• Task brief:
Name every encoder described in the SAM Audio article below, and state what each one takes as its input.

• Document text:
Meta AI Releases SAM Audio: A State-of-the-Art Unified Model that Uses Intuitive and Multimodal Prompts for Audio Separation

Meta has released SAM Audio, a prompt-driven audio separation model that targets a common editing bottleneck, isolating one sound from a real-world mix without building a custom model per sound class. Meta released 3 main sizes: sam-audio-small, sam-audio-base, and sam-audio-large. The model is available to download and experiment with in the Segment Anything Playground.

Architecture

SAM Audio uses separate encoders for each conditioning signal—an audio encoder for the mixture, a text encoder for the natural language description, a span encoder for time anchors, and a visual encoder that consumes a visual prompt derived from video plus an object mask. The encoded streams are concatenated into time-aligned features, which are then processed by a diffusion transformer that applies self-attention over the time-aligned representation and cross-attention to the textual feature. A DACVAE decoder reconstructs waveforms and emits two outputs: target audio and residual audio.

What SAM Audio does, and what ‘segment’ means here?

SAM Audio takes an input recording that contains multiple overlapping sources, like speech plus traffic plus music, and separates a target source based on a prompt. In the public inference API, the model produces two outputs: result.target (the isolated sound) and result.residual (everything else).

This target-residual interface maps directly to editor operations. For instance, to remove a dog bark from a podcast track, treat the bark as the target and keep only the residual. Conversely, if you want to extract a guitar part from a concert clip, you keep the target waveform instead. Meta uses these examples to illustrate the model’s potential.

• Supplied entries:
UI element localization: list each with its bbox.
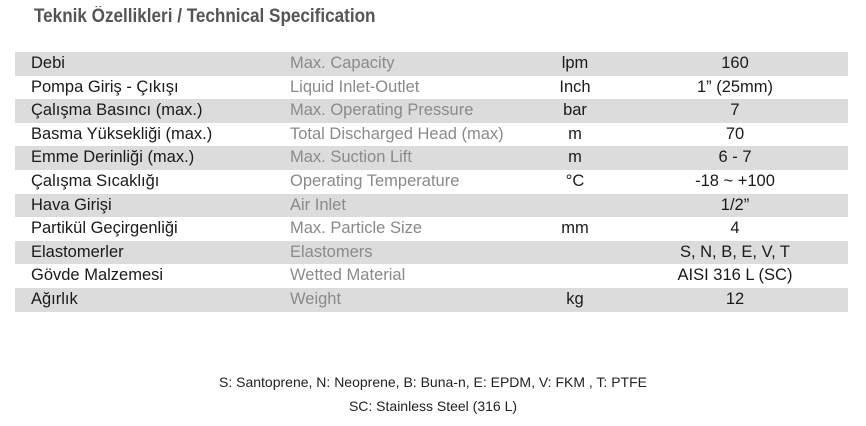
table-cell: 1/2” bbox=[720, 195, 750, 214]
table-cell: Operating Temperature bbox=[290, 171, 460, 190]
table-cell: Weight bbox=[290, 289, 342, 308]
table-cell: Elastomerler bbox=[31, 242, 124, 261]
table-cell: °C bbox=[565, 171, 585, 190]
table-row: Hava Girişi Air Inlet 1/2” bbox=[15, 193, 848, 218]
table-cell: Partikül Geçirgenliği bbox=[31, 219, 178, 238]
table-row: Emme Derinliği (max.) Max. Suction Lift m 6… bbox=[15, 146, 848, 170]
title: Teknik Özellikleri / Technical Specifica… bbox=[34, 6, 376, 27]
spec-table: Debi Max. Capacity lpm 160 Pompa Giriş - Çık… bbox=[15, 52, 848, 312]
table-cell: lpm bbox=[561, 54, 589, 72]
footnote: SC: Stainless Steel (316 L) bbox=[348, 398, 518, 414]
table-cell: 6 - 7 bbox=[718, 148, 752, 167]
table-cell: Air Inlet bbox=[290, 195, 346, 214]
table-cell: 70 bbox=[725, 124, 745, 143]
table-cell: Liquid Inlet-Outlet bbox=[290, 77, 420, 96]
table-row: Pompa Giriş - Çıkışı Liquid Inlet-Outlet I… bbox=[15, 76, 848, 100]
table-cell: Basma Yüksekliği (max.) bbox=[31, 124, 213, 143]
table-cell: mm bbox=[561, 219, 589, 238]
table-cell: Pompa Giriş - Çıkışı bbox=[31, 77, 179, 96]
table-cell: 160 bbox=[721, 54, 749, 72]
table-cell: m bbox=[568, 124, 582, 143]
table-row: Gövde Malzemesi Wetted Material AISI 316 L… bbox=[15, 264, 848, 288]
table-cell: 12 bbox=[725, 289, 745, 308]
table-cell: Max. Operating Pressure bbox=[290, 101, 474, 120]
table-cell: S, N, B, E, V, T bbox=[679, 242, 791, 261]
table-cell: Max. Particle Size bbox=[290, 219, 423, 238]
table-cell: Max. Capacity bbox=[290, 54, 395, 72]
table-row: Debi Max. Capacity lpm 160 bbox=[15, 52, 848, 76]
footnote: S: Santoprene, N: Neoprene, B: Buna-n, E… bbox=[219, 374, 647, 390]
table-row: Çalışma Sıcaklığı Operating Temperature °C… bbox=[15, 170, 848, 194]
table-row: Çalışma Basıncı (max.) Max. Operating Pre… bbox=[15, 99, 848, 123]
table-cell: Max. Suction Lift bbox=[290, 148, 412, 167]
table-cell: Inch bbox=[559, 77, 591, 96]
table-cell: Debi bbox=[31, 54, 65, 72]
table-row: Partikül Geçirgenliği Max. Particle Size m… bbox=[15, 217, 848, 241]
table-cell: 7 bbox=[730, 101, 740, 120]
table-row: Elastomerler Elastomers S, N, B, E, V, T bbox=[15, 240, 848, 265]
table-cell: AISI 316 L (SC) bbox=[677, 266, 793, 285]
table-row: Ağırlık Weight kg 12 bbox=[15, 287, 848, 312]
table-cell: m bbox=[568, 148, 582, 167]
table-cell: 1” (25mm) bbox=[696, 77, 774, 96]
table-cell: Çalışma Sıcaklığı bbox=[31, 171, 160, 190]
table-row: Basma Yüksekliği (max.) Total Discharged … bbox=[15, 123, 848, 147]
table-cell: Çalışma Basıncı (max.) bbox=[31, 101, 203, 120]
table-cell: 4 bbox=[730, 219, 740, 238]
table-cell: Gövde Malzemesi bbox=[31, 266, 164, 285]
table-cell: -18 ~ +100 bbox=[695, 171, 775, 190]
table-cell: bar bbox=[563, 101, 587, 120]
table-cell: kg bbox=[566, 289, 584, 308]
table-cell: Hava Girişi bbox=[31, 195, 112, 214]
table-cell: Total Discharged Head (max) bbox=[290, 124, 504, 143]
table-cell: Ağırlık bbox=[31, 289, 78, 308]
table-cell: Wetted Material bbox=[290, 266, 406, 285]
table-cell: Emme Derinliği (max.) bbox=[31, 148, 195, 167]
table-cell: Elastomers bbox=[290, 242, 373, 261]
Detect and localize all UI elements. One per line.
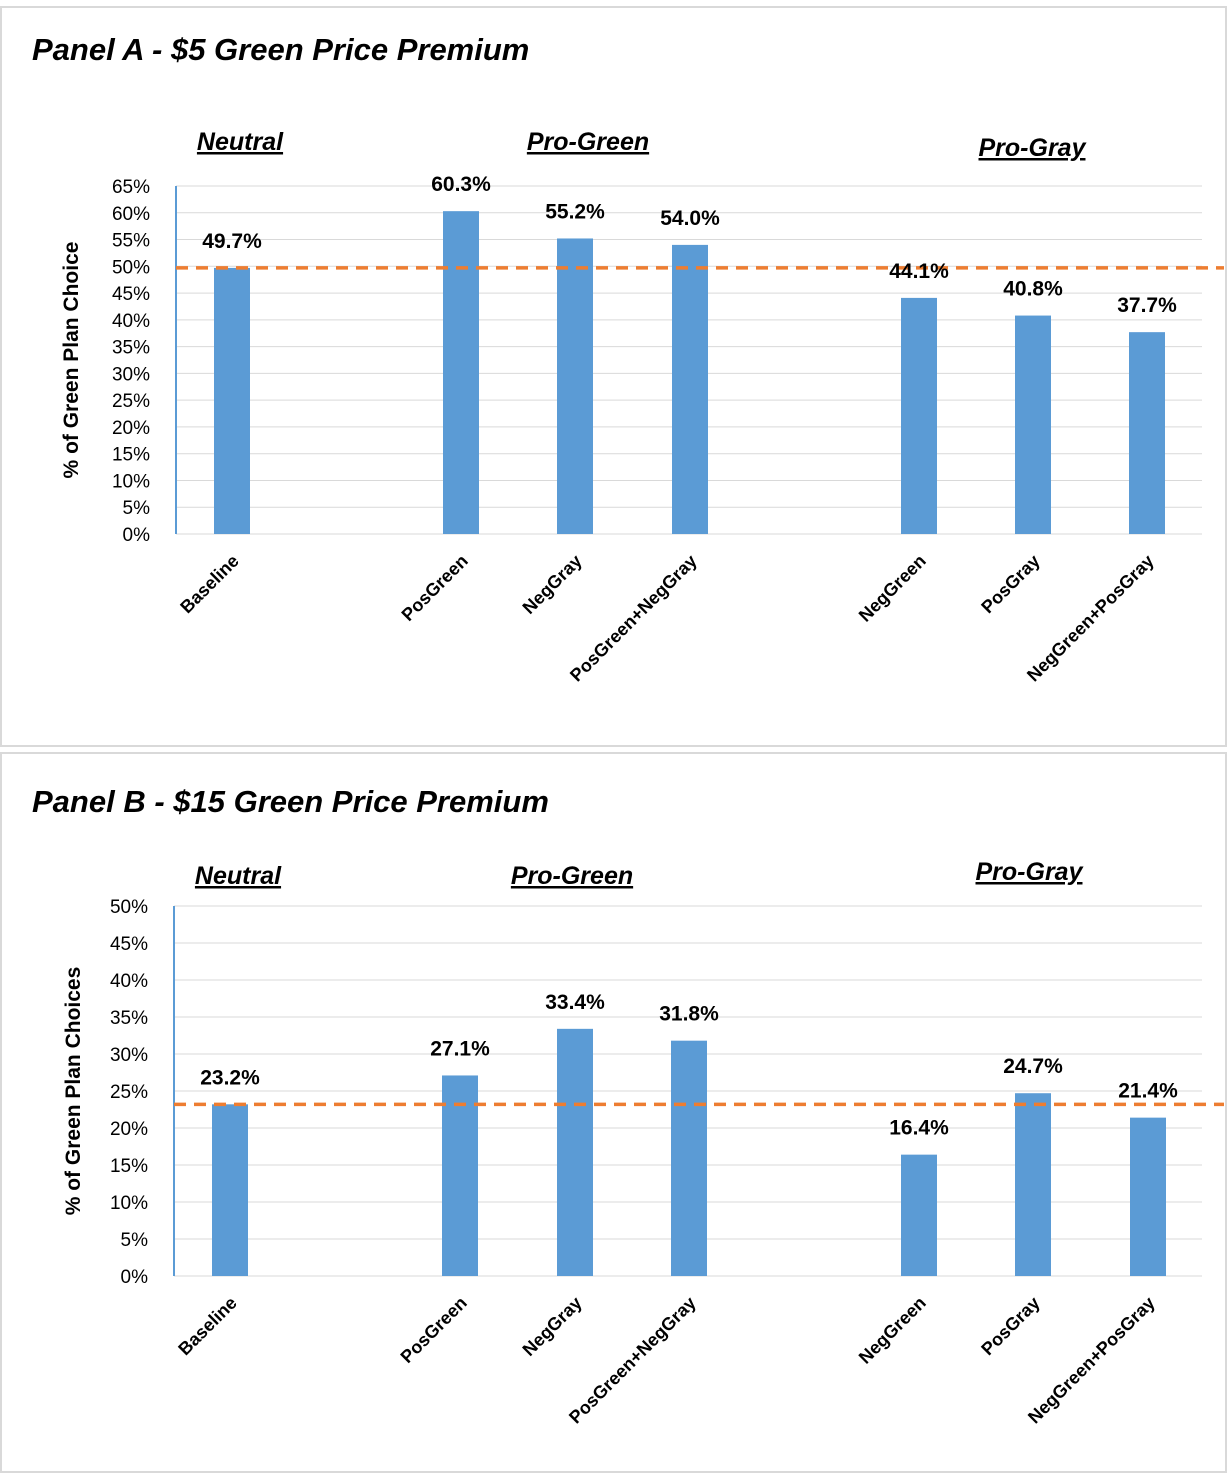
y-tick-label: 10% — [112, 471, 150, 492]
data-label: 54.0% — [660, 207, 720, 230]
category-label: PosGreen — [397, 1293, 471, 1367]
panel-b-title: Panel B - $15 Green Price Premium — [32, 784, 549, 819]
bar — [557, 238, 593, 534]
group-label: Pro-Green — [527, 128, 649, 156]
y-tick-label: 25% — [112, 391, 150, 412]
y-tick-label: 20% — [110, 1119, 148, 1140]
data-label: 40.8% — [1003, 278, 1063, 301]
data-label: 24.7% — [1003, 1055, 1063, 1078]
y-tick-label: 0% — [121, 1267, 149, 1288]
bar — [443, 211, 479, 534]
bar — [671, 1040, 707, 1276]
panel-a-chart: 0% 5% 10% 15% 20% 25% 30% 35% 40% 45% 50% 55% 60% 65%… — [60, 128, 1224, 686]
y-tick-label: 60% — [112, 204, 150, 225]
y-tick-label: 40% — [110, 971, 148, 992]
panel-b-chart: 0% 5% 10% 15% 20% 25% 30% 35% 40% 45% 50% 23.2% 27.1… — [62, 858, 1224, 1428]
data-label: 23.2% — [200, 1066, 260, 1089]
y-tick-label: 15% — [110, 1156, 148, 1177]
bar — [1015, 315, 1051, 534]
category-label: NegGreen+PosGray — [1024, 1293, 1159, 1428]
y-tick-label: 10% — [110, 1193, 148, 1214]
bar — [901, 1154, 937, 1276]
y-tick-label: 45% — [110, 934, 148, 955]
bar — [557, 1028, 593, 1276]
data-label: 37.7% — [1117, 294, 1177, 317]
category-label: Baseline — [174, 1293, 241, 1360]
group-label: Neutral — [197, 128, 284, 156]
panel-a: Panel A - $5 Green Price Premium 0% 5% 10%… — [0, 6, 1227, 747]
bar — [1130, 1117, 1166, 1276]
group-label: Pro-Green — [511, 862, 633, 890]
bar — [442, 1075, 478, 1276]
y-axis-title: % of Green Plan Choices — [62, 967, 85, 1216]
y-tick-label: 35% — [110, 1008, 148, 1029]
y-tick-label: 45% — [112, 284, 150, 305]
category-label: PosGray — [977, 1293, 1044, 1360]
y-tick-label: 55% — [112, 231, 150, 252]
category-label: PosGreen+NegGray — [566, 551, 701, 686]
y-tick-label: 30% — [110, 1045, 148, 1066]
bar — [672, 244, 708, 534]
category-label: PosGreen — [398, 551, 472, 625]
data-label: 33.4% — [545, 991, 605, 1014]
y-tick-label: 0% — [123, 525, 151, 546]
bar — [1015, 1093, 1051, 1276]
y-tick-label: 65% — [112, 177, 150, 198]
y-tick-label: 40% — [112, 311, 150, 332]
category-label: Baseline — [176, 551, 243, 618]
y-tick-label: 30% — [112, 364, 150, 385]
y-tick-label: 5% — [123, 498, 151, 519]
bar — [212, 1104, 248, 1276]
data-label: 49.7% — [202, 230, 262, 253]
group-label: Pro-Gray — [979, 134, 1087, 162]
panel-b: Panel B - $15 Green Price Premium 0% 5% 10… — [0, 752, 1227, 1473]
bar — [901, 297, 937, 534]
data-label: 55.2% — [545, 200, 605, 223]
data-label: 44.1% — [889, 260, 949, 283]
data-label: 16.4% — [889, 1117, 949, 1140]
category-label: PosGreen+NegGray — [565, 1293, 700, 1428]
y-tick-label: 35% — [112, 338, 150, 359]
data-label: 31.8% — [659, 1003, 719, 1026]
y-tick-label: 50% — [110, 897, 148, 918]
y-tick-label: 50% — [112, 257, 150, 278]
category-label: NegGreen — [855, 1293, 930, 1368]
y-axis-title: % of Green Plan Choice — [60, 242, 83, 479]
data-label: 60.3% — [431, 173, 491, 196]
group-label: Pro-Gray — [976, 858, 1084, 886]
data-label: 21.4% — [1118, 1080, 1178, 1103]
category-label: NegGray — [519, 1293, 586, 1360]
group-label: Neutral — [195, 862, 282, 890]
category-label: NegGray — [519, 551, 586, 618]
y-tick-label: 25% — [110, 1082, 148, 1103]
y-tick-label: 20% — [112, 418, 150, 439]
category-label: NegGreen — [855, 551, 930, 626]
category-label: NegGreen+PosGray — [1023, 551, 1158, 686]
data-label: 27.1% — [430, 1037, 490, 1060]
bar — [1129, 332, 1165, 534]
bar — [214, 267, 250, 534]
category-label: PosGray — [977, 551, 1044, 618]
y-tick-label: 5% — [121, 1230, 149, 1251]
y-tick-label: 15% — [112, 445, 150, 466]
panel-a-title: Panel A - $5 Green Price Premium — [32, 32, 530, 67]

• Result:
- Audio encoder: the mixture
- Text encoder: the natural language description
- Span encoder: time anchors
- Visual encoder: a visual prompt derived from video plus an object mask